* TO DO *
Look through the listing and locate every line containing the word "aistitaan"; copy those lines.

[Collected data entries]
## BEGIN

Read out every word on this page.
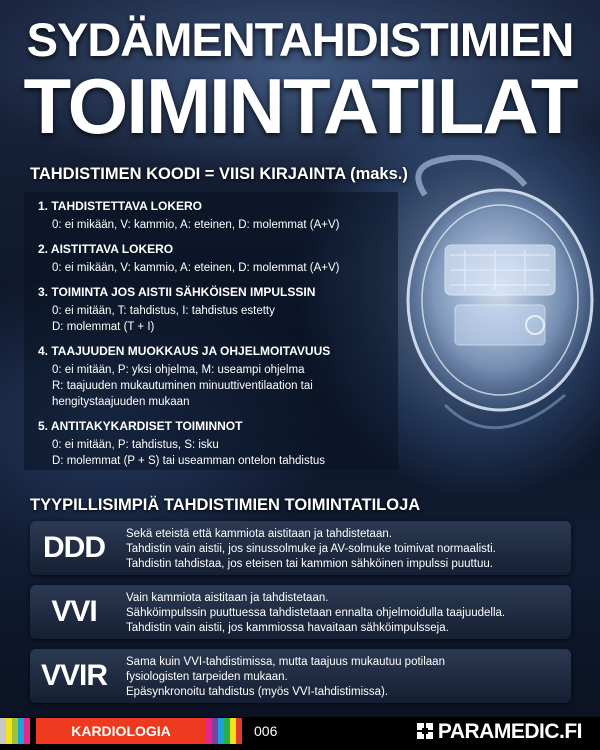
SYDÄMENTAHDISTIMIEN
TOIMINTATILAT
TAHDISTIMEN KOODI = VIISI KIRJAINTA (maks.)
1. TAHDISTETTAVA LOKERO
0: ei mikään, V: kammio, A: eteinen, D: molemmat (A+V)
2. AISTITTAVA LOKERO
0: ei mikään, V: kammio, A: eteinen, D: molemmat (A+V)
3. TOIMINTA JOS AISTII SÄHKÖISEN IMPULSSIN
0: ei mitään, T: tahdistus, I: tahdistus estetty
D: molemmat (T + I)
4. TAAJUUDEN MUOKKAUS JA OHJELMOITAVUUS
0: ei mitään, P: yksi ohjelma, M: useampi ohjelma
R: taajuuden mukautuminen minuuttiventilaation tai
hengitystaajuuden mukaan
5. ANTITAKYKARDISET TOIMINNOT
0: ei mitään, P: tahdistus, S: isku
D: molemmat (P + S) tai useamman ontelon tahdistus
TYYPILLISIMPIÄ TAHDISTIMIEN TOIMINTATILOJA
DDD	Sekä eteistä että kammiota aistitaan ja tahdistetaan.
Tahdistin vain aistii, jos sinussolmuke ja AV-solmuke toimivat normaalisti.
Tahdistin tahdistaa, jos eteisen tai kammion sähköinen impulssi puuttuu.
VVI	Vain kammiota aistitaan ja tahdistetaan.
Sähköimpulssin puuttuessa tahdistetaan ennalta ohjelmoidulla taajuudella.
Tahdistin vain aistii, jos kammiossa havaitaan sähköimpulsseja.
VVIR	Sama kuin VVI-tahdistimissa, mutta taajuus mukautuu potilaan
fysiologisten tarpeiden mukaan.
Epäsynkronoitu tahdistus (myös VVI-tahdistimissa).
KARDIOLOGIA	006	PARAMEDIC.FI
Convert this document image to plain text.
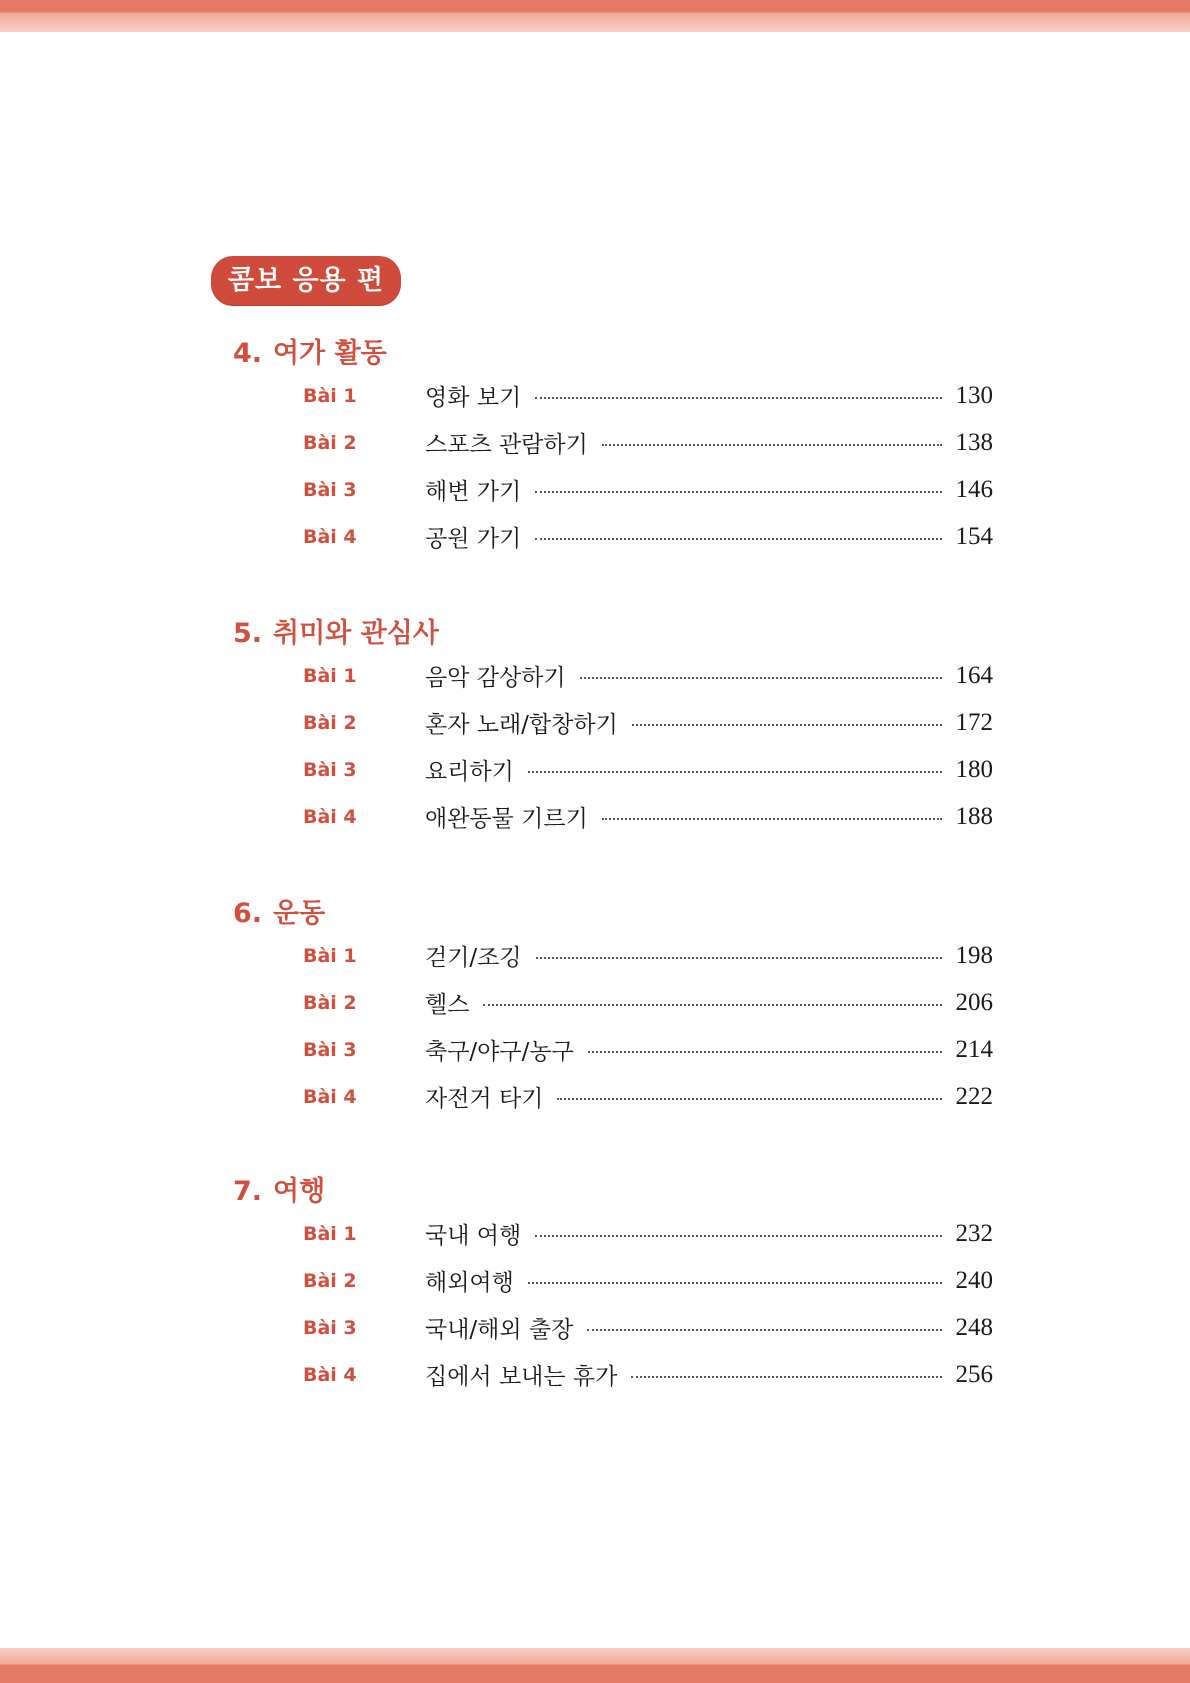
콤보 응용 편
4. 여가 활동
Bài 1	영화 보기	130
Bài 2	스포츠 관람하기	138
Bài 3	해변 가기	146
Bài 4	공원 가기	154
5. 취미와 관심사
Bài 1	음악 감상하기	164
Bài 2	혼자 노래/합창하기	172
Bài 3	요리하기	180
Bài 4	애완동물 기르기	188
6. 운동
Bài 1	걷기/조깅	198
Bài 2	헬스	206
Bài 3	축구/야구/농구	214
Bài 4	자전거 타기	222
7. 여행
Bài 1	국내 여행	232
Bài 2	해외여행	240
Bài 3	국내/해외 출장	248
Bài 4	집에서 보내는 휴가	256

## END

* FULL ANSWER *
DDD	Sekä eteistä että kammiota aistitaan ja tahdistetaan.
VVI	Vain kammiota aistitaan ja tahdistetaan.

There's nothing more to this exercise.